## PROMPT
Locate each line holding the string "less" and copy it.

--- Start ---

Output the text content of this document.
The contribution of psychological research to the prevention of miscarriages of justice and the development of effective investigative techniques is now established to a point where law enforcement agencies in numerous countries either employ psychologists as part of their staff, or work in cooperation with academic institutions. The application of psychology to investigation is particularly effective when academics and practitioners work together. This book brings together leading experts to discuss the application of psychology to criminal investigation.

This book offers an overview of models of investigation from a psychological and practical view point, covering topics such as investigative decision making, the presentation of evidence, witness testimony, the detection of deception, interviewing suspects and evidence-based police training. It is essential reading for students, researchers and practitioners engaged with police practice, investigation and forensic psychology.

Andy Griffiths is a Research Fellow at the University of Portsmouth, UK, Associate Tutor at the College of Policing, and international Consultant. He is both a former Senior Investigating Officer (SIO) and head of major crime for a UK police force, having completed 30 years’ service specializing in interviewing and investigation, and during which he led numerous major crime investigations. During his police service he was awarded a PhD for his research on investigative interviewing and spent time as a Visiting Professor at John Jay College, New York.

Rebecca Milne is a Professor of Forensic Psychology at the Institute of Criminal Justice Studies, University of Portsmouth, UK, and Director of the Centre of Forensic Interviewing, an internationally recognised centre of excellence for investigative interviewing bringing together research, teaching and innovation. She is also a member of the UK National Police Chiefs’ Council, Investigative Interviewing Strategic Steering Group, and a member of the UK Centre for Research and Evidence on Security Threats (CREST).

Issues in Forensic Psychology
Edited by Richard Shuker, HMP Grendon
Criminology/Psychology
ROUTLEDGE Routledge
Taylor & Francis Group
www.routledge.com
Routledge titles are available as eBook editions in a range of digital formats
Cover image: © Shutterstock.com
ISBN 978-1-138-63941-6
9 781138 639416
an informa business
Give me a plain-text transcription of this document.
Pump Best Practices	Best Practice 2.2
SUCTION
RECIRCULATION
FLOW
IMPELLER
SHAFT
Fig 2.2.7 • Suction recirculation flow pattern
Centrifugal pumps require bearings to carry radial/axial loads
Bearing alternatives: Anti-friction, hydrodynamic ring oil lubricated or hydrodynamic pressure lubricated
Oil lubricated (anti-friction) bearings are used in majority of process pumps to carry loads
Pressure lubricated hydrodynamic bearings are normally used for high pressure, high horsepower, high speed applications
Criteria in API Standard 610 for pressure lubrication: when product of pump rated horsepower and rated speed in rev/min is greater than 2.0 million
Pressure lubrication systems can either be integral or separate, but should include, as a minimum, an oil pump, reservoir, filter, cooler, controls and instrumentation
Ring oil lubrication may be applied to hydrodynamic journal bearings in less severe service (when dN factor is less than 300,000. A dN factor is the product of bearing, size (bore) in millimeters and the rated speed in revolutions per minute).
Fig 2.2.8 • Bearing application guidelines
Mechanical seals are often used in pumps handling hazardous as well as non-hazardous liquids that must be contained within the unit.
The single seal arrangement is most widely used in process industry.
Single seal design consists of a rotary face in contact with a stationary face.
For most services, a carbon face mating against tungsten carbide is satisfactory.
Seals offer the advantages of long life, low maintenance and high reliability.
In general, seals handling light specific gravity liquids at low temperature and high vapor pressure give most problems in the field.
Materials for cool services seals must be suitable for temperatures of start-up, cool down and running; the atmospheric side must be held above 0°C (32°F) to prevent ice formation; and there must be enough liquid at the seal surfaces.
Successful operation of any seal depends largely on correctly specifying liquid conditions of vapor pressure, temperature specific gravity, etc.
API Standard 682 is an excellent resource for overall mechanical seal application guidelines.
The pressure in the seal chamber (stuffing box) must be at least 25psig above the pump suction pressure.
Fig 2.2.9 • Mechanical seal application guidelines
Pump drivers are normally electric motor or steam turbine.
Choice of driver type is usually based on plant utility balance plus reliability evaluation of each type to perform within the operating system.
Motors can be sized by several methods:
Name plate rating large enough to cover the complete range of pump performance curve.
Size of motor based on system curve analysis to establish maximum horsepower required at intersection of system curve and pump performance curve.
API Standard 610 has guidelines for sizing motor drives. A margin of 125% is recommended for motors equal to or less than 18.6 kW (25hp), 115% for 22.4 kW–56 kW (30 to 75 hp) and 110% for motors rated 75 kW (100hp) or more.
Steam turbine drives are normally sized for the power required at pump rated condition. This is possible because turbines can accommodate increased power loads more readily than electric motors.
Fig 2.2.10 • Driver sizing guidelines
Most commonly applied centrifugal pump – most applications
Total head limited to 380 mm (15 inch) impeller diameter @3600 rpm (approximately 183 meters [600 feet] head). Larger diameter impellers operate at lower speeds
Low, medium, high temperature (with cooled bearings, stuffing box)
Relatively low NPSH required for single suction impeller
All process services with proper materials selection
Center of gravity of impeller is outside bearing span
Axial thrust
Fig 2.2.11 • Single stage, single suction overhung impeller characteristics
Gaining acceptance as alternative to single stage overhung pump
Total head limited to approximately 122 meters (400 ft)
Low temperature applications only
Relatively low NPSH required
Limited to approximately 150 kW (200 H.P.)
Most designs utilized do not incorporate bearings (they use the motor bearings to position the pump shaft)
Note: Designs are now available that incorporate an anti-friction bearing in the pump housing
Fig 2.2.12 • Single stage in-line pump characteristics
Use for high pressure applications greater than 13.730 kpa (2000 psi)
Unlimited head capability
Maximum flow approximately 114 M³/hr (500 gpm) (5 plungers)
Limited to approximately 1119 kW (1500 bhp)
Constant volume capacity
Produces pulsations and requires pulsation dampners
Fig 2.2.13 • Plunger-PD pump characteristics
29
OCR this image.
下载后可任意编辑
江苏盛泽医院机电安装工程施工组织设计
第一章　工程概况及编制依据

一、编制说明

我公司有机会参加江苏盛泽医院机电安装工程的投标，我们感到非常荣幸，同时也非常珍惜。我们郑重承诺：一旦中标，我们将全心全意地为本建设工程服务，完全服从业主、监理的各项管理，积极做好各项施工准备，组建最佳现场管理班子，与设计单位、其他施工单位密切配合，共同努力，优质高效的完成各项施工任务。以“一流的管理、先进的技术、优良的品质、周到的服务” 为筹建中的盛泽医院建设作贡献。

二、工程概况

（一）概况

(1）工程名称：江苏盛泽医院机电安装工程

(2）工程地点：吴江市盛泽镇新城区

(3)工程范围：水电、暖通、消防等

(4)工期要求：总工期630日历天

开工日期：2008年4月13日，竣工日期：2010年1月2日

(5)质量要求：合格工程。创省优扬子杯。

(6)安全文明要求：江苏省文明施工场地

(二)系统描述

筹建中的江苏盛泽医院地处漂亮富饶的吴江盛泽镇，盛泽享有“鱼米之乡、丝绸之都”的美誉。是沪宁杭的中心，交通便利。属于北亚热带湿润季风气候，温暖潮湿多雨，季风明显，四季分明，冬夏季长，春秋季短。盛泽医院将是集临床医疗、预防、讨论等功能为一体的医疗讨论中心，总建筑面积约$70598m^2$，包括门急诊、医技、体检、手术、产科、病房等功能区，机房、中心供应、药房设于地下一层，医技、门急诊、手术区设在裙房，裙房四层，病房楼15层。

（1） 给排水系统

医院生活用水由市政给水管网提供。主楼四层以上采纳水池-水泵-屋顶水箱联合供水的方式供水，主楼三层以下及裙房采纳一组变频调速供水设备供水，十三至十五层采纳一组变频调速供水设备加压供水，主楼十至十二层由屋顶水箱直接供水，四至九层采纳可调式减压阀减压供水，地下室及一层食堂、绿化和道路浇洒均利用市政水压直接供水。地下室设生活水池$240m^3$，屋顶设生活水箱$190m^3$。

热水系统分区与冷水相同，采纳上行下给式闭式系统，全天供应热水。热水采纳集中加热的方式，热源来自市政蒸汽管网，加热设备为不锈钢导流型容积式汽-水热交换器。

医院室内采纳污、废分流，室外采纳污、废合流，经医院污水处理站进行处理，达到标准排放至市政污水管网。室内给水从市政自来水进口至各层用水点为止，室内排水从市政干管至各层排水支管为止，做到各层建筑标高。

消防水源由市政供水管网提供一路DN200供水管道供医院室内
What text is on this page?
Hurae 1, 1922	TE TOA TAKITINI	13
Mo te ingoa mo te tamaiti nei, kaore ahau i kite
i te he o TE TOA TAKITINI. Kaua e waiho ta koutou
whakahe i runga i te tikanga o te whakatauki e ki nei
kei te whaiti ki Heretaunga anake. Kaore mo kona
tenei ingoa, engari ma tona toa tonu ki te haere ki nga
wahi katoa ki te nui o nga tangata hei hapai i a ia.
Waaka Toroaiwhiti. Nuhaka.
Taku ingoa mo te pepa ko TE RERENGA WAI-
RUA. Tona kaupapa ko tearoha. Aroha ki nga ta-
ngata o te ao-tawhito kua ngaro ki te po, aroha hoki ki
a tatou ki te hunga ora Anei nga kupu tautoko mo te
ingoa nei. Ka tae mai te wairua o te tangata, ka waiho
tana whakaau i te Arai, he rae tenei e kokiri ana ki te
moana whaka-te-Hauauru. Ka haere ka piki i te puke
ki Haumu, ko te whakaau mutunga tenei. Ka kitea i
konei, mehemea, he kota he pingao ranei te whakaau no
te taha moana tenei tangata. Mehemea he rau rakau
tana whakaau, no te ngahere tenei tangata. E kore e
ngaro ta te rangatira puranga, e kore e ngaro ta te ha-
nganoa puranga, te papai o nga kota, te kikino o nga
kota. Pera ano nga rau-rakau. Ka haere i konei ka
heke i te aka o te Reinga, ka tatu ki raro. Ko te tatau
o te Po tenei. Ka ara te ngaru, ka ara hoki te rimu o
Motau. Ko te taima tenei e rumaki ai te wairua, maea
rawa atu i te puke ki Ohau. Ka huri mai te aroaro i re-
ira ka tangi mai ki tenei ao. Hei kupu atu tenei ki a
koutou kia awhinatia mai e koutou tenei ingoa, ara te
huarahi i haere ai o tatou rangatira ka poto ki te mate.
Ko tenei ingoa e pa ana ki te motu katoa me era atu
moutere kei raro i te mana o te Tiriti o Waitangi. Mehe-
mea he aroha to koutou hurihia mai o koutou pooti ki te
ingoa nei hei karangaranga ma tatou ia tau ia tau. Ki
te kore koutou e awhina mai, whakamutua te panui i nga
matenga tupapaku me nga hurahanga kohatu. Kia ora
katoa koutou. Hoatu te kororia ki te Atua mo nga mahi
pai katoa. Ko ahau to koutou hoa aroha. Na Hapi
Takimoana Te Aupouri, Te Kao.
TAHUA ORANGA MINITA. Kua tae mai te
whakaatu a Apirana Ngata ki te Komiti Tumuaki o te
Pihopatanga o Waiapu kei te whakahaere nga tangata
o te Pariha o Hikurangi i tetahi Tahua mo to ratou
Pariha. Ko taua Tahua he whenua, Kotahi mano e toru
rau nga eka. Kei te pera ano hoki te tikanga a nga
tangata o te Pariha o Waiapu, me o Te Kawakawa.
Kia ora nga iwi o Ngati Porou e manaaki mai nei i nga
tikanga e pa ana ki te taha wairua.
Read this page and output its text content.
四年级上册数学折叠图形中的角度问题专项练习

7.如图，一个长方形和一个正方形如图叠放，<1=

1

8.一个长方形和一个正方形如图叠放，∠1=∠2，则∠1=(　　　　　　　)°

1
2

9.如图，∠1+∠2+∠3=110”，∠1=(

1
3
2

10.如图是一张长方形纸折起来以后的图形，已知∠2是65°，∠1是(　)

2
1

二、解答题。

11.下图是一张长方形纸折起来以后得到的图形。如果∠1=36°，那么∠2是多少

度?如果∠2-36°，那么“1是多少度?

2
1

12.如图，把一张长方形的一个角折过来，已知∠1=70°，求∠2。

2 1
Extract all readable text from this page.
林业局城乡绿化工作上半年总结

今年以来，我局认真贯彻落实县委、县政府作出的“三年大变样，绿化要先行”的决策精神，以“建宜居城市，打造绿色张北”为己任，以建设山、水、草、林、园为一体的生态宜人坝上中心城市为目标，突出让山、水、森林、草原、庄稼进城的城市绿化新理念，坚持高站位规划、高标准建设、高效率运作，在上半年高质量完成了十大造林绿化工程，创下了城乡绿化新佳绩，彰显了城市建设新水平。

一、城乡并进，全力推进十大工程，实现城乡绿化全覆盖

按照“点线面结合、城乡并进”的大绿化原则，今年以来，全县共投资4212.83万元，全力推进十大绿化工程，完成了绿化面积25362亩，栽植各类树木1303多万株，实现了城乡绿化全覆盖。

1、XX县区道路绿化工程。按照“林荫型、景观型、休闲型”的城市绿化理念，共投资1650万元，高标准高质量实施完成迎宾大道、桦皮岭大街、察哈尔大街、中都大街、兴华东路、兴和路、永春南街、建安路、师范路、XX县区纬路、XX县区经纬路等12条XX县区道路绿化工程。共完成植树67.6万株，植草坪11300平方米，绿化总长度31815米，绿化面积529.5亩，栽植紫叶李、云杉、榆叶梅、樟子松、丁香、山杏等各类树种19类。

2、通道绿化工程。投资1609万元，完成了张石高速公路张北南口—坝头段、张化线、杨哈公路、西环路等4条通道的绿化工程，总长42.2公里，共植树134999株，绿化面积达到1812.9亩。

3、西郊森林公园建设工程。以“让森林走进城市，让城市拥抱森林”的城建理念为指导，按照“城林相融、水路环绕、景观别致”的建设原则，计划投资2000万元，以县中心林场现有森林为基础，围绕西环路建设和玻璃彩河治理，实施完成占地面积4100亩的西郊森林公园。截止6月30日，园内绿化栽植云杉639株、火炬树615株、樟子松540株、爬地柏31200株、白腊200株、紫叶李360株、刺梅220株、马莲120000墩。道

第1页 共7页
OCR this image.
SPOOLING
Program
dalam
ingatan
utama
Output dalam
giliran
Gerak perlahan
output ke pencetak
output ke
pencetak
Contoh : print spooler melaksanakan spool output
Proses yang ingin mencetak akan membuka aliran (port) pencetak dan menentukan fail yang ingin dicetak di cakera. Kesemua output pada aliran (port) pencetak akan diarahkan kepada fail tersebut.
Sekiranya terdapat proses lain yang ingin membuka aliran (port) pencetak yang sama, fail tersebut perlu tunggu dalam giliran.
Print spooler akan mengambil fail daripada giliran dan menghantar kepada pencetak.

--- End ---

## OUTPUT FOR THIS TASK
Ring oil lubrication may be applied to hydrodynamic journal bearings in less severe service (when dN factor is less than 300,000. A dN factor is the product of bearing, size (bore) in millimeters and the rated speed in revolutions per minute).
API Standard 610 has guidelines for sizing motor drives. A margin of 125% is recommended for motors equal to or less than 18.6 kW (25hp), 115% for 22.4 kW–56 kW (30 to 75 hp) and 110% for motors rated 75 kW (100hp) or more.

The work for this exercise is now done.